# Required task
Repeat word for word the lines from the one holding "Read all visible content and emit it as JSON." through the end, both ends included, and leave out every picture.

# Supplied information
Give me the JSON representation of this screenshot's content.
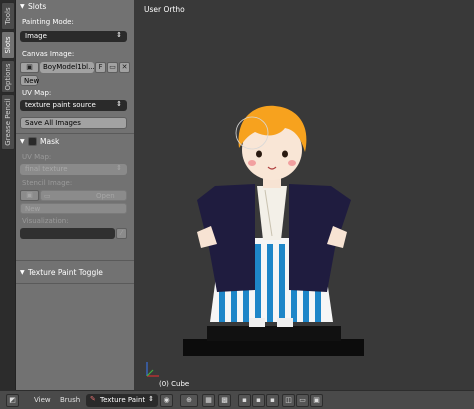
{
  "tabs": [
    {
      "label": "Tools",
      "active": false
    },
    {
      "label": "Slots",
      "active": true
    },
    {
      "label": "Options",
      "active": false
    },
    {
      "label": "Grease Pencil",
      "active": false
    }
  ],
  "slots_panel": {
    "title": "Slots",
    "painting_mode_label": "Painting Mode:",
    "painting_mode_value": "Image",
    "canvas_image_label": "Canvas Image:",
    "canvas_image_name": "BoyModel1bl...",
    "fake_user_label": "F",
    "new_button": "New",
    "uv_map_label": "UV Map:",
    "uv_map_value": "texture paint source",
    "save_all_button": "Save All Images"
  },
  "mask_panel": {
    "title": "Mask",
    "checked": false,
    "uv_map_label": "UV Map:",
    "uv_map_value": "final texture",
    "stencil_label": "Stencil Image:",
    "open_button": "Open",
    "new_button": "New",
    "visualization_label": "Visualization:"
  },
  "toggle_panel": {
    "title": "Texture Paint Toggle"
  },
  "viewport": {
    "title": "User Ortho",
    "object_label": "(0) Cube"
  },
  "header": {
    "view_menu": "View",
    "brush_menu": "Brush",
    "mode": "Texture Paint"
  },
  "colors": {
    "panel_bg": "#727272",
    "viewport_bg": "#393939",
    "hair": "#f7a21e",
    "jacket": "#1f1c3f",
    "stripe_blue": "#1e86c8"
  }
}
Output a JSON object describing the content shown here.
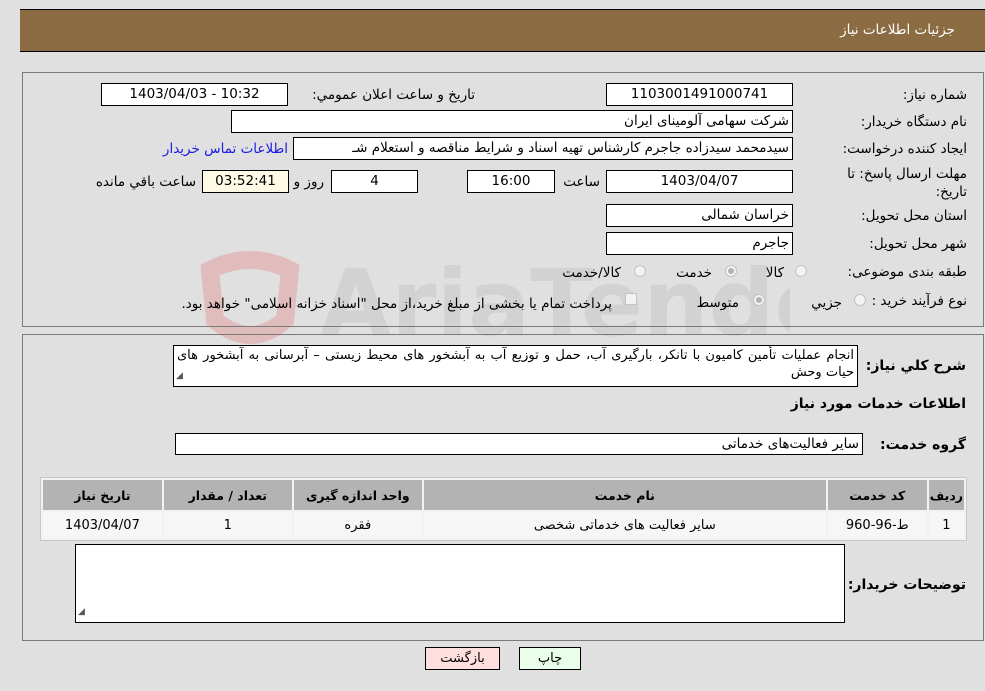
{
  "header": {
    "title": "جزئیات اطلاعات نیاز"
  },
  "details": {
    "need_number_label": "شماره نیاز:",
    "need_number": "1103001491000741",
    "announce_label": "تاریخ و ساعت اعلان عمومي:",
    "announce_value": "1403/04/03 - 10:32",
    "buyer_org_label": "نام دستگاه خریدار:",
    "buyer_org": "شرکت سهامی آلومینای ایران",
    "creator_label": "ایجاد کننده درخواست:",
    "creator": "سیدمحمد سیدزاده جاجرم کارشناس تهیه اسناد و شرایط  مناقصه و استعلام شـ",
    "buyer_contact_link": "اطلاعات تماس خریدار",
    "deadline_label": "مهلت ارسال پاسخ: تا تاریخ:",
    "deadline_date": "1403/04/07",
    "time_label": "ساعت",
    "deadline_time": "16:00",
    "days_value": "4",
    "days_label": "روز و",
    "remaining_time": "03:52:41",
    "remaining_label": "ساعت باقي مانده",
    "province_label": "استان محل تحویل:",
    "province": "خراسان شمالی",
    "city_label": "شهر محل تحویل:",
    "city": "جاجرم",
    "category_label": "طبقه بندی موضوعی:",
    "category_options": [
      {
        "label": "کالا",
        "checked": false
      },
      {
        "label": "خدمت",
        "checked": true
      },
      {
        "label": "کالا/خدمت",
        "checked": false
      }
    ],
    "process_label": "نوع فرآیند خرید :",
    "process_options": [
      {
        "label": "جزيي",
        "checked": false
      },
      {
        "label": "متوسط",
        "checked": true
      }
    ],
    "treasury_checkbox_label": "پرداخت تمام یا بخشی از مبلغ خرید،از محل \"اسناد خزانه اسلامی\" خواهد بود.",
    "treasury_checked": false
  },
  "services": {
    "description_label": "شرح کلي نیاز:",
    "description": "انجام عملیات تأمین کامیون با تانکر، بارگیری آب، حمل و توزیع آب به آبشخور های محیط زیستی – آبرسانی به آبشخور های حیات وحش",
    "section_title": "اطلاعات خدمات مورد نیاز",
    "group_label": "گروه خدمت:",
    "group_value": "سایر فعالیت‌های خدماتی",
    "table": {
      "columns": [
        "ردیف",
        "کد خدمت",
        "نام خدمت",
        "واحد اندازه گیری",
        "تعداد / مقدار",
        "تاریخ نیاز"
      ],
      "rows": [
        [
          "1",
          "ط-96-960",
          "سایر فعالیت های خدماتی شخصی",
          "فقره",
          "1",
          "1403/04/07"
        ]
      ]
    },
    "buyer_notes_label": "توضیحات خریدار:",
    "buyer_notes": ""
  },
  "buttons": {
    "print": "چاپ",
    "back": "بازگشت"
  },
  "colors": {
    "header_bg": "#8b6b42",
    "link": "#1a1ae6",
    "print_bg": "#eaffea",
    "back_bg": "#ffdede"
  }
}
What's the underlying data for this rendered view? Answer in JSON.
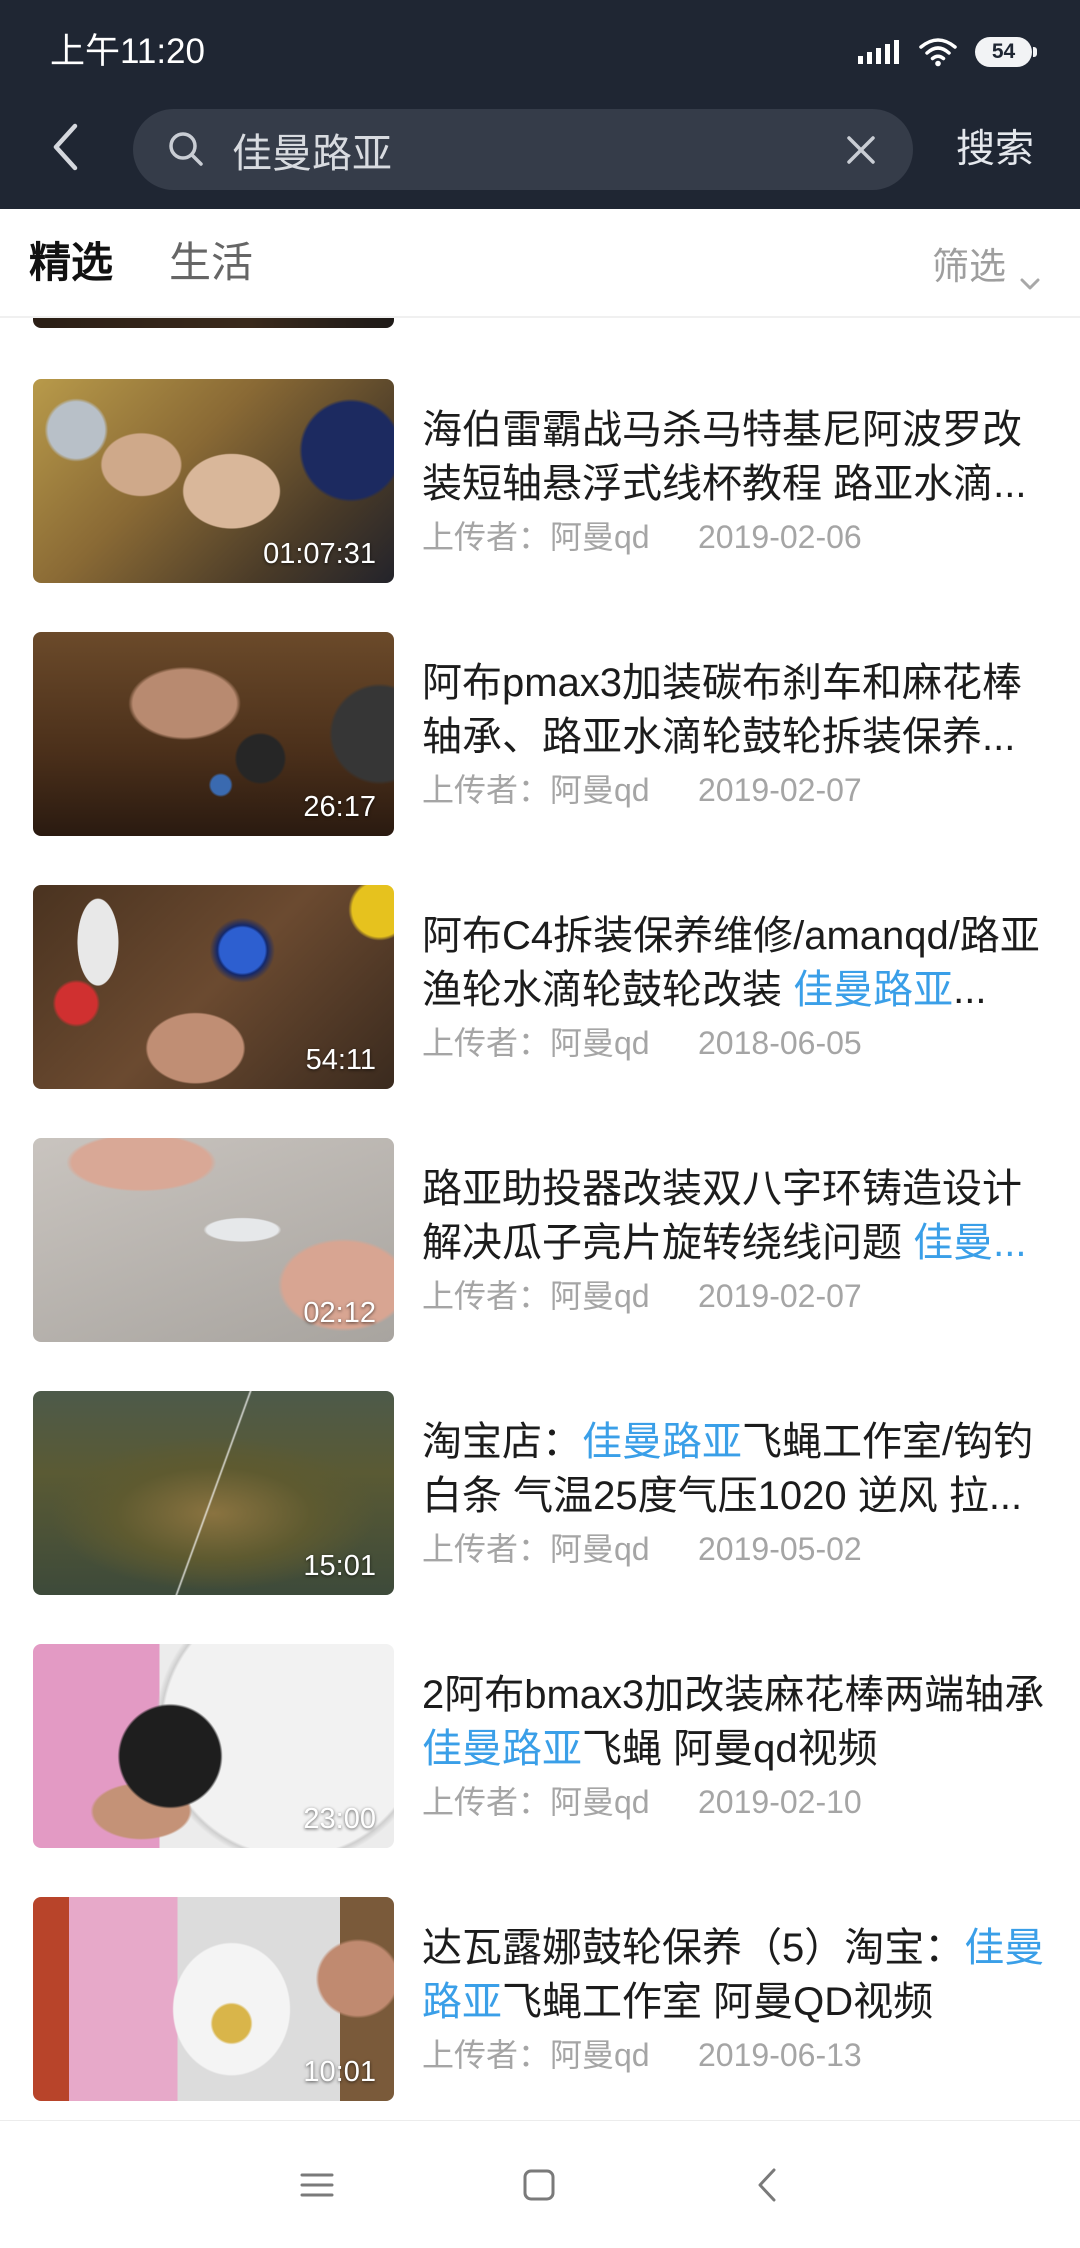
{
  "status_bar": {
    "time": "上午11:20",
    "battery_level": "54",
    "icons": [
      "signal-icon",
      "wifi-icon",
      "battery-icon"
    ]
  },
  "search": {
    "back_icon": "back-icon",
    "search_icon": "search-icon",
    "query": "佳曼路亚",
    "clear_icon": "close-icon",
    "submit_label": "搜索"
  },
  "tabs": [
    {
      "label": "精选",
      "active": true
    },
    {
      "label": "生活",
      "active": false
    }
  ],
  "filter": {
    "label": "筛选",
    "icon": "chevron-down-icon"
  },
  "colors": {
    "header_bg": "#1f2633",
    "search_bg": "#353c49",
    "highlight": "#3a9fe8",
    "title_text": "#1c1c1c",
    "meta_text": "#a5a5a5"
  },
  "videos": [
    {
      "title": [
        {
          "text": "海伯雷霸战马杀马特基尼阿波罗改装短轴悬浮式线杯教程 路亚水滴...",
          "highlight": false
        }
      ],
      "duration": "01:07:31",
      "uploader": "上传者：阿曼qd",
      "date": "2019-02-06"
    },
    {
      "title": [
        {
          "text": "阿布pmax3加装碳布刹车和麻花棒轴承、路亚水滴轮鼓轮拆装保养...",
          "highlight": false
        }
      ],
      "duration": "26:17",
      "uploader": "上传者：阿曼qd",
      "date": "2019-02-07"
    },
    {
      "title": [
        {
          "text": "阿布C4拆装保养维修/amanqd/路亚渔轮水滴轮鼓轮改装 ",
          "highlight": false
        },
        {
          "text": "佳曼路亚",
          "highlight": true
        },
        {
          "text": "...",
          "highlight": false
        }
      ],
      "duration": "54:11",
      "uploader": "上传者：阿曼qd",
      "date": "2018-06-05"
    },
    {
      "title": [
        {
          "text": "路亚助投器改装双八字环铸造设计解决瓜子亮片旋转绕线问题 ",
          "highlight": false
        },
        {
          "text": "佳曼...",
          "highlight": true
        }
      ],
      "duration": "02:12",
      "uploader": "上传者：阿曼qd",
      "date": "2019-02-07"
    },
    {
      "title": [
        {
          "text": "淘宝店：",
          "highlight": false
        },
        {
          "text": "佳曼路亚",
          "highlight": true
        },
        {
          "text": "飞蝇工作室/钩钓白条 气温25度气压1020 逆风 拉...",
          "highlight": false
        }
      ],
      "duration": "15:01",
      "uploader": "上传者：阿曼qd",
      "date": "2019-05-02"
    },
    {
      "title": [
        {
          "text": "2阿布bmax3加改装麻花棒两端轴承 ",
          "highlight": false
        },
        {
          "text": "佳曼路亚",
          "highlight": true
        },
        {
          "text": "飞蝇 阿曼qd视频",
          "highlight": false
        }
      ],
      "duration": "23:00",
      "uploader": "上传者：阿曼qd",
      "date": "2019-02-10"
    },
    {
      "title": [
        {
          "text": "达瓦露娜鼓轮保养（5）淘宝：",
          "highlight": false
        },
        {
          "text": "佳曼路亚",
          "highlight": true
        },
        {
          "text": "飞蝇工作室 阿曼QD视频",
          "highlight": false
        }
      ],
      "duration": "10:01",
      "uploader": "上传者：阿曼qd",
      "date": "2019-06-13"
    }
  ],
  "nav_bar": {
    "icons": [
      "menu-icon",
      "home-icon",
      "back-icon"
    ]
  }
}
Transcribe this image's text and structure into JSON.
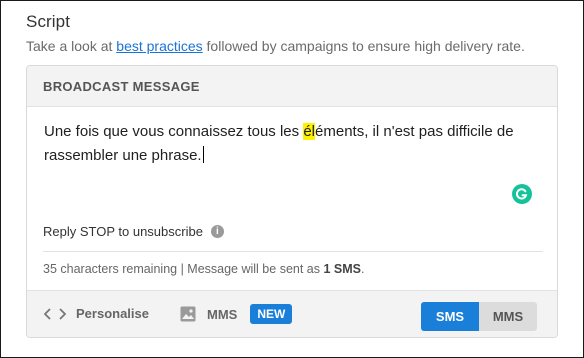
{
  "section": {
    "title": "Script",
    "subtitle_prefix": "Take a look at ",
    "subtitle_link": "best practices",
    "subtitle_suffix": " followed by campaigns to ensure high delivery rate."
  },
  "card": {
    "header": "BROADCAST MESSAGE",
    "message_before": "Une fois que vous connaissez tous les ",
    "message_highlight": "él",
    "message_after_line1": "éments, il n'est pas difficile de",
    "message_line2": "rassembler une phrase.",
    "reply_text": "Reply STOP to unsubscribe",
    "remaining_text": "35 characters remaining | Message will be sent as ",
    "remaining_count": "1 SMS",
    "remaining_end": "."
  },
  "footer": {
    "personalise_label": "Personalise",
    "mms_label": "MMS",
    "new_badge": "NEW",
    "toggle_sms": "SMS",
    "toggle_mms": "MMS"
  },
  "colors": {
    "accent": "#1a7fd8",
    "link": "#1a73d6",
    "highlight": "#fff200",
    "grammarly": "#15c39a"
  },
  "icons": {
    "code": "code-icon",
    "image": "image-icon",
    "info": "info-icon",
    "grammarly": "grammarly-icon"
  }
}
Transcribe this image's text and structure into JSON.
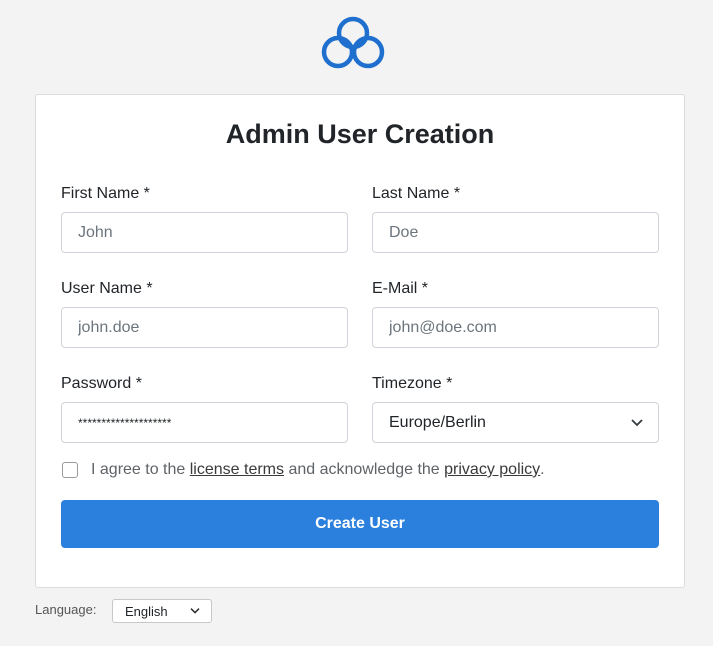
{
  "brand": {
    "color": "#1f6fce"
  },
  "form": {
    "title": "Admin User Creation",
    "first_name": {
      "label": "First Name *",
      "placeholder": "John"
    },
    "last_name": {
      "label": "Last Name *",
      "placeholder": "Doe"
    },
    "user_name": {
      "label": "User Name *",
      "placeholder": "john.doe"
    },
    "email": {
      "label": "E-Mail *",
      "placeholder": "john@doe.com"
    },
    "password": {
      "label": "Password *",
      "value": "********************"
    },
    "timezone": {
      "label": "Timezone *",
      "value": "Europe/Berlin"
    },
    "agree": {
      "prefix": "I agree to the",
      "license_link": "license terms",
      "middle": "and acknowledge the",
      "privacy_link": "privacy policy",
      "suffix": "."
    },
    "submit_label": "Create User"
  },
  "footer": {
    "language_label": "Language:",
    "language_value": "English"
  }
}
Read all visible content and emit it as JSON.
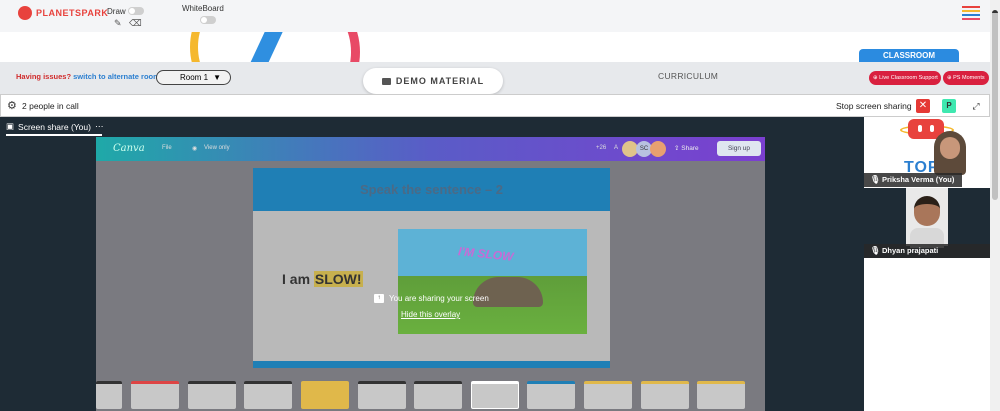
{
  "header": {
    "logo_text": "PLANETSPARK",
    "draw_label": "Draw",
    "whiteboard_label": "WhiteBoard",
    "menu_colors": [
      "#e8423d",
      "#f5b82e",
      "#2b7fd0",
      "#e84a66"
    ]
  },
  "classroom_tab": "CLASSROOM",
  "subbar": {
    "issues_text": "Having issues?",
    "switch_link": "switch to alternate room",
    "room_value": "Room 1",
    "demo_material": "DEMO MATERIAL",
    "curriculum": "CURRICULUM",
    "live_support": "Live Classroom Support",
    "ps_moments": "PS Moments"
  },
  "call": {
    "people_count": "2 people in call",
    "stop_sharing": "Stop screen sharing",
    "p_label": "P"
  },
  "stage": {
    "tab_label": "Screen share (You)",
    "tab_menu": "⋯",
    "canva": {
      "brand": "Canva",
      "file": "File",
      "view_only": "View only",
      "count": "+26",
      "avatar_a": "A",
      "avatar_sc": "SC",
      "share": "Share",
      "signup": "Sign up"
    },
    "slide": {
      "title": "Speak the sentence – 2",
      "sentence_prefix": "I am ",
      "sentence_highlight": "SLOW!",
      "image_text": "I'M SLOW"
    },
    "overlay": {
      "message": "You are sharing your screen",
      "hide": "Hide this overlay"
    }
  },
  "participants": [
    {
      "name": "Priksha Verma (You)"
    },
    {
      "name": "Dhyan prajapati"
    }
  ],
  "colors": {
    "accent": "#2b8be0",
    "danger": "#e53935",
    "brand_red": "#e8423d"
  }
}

# Exercise response
Read all visible content and emit it as JSON.
{
  "header": {
    "logo_text": "PLANETSPARK",
    "draw_label": "Draw",
    "whiteboard_label": "WhiteBoard",
    "menu_colors": [
      "#e8423d",
      "#f5b82e",
      "#2b7fd0",
      "#e84a66"
    ]
  },
  "classroom_tab": "CLASSROOM",
  "subbar": {
    "issues_text": "Having issues?",
    "switch_link": "switch to alternate room",
    "room_value": "Room 1",
    "demo_material": "DEMO MATERIAL",
    "curriculum": "CURRICULUM",
    "live_support": "Live Classroom Support",
    "ps_moments": "PS Moments"
  },
  "call": {
    "people_count": "2 people in call",
    "stop_sharing": "Stop screen sharing",
    "p_label": "P"
  },
  "stage": {
    "tab_label": "Screen share (You)",
    "tab_menu": "⋯",
    "canva": {
      "brand": "Canva",
      "file": "File",
      "view_only": "View only",
      "count": "+26",
      "avatar_a": "A",
      "avatar_sc": "SC",
      "share": "Share",
      "signup": "Sign up"
    },
    "slide": {
      "title": "Speak the sentence – 2",
      "sentence_prefix": "I am ",
      "sentence_highlight": "SLOW!",
      "image_text": "I'M SLOW"
    },
    "overlay": {
      "message": "You are sharing your screen",
      "hide": "Hide this overlay"
    }
  },
  "participants": [
    {
      "name": "Priksha Verma (You)"
    },
    {
      "name": "Dhyan prajapati"
    }
  ],
  "colors": {
    "accent": "#2b8be0",
    "danger": "#e53935",
    "brand_red": "#e8423d"
  }
}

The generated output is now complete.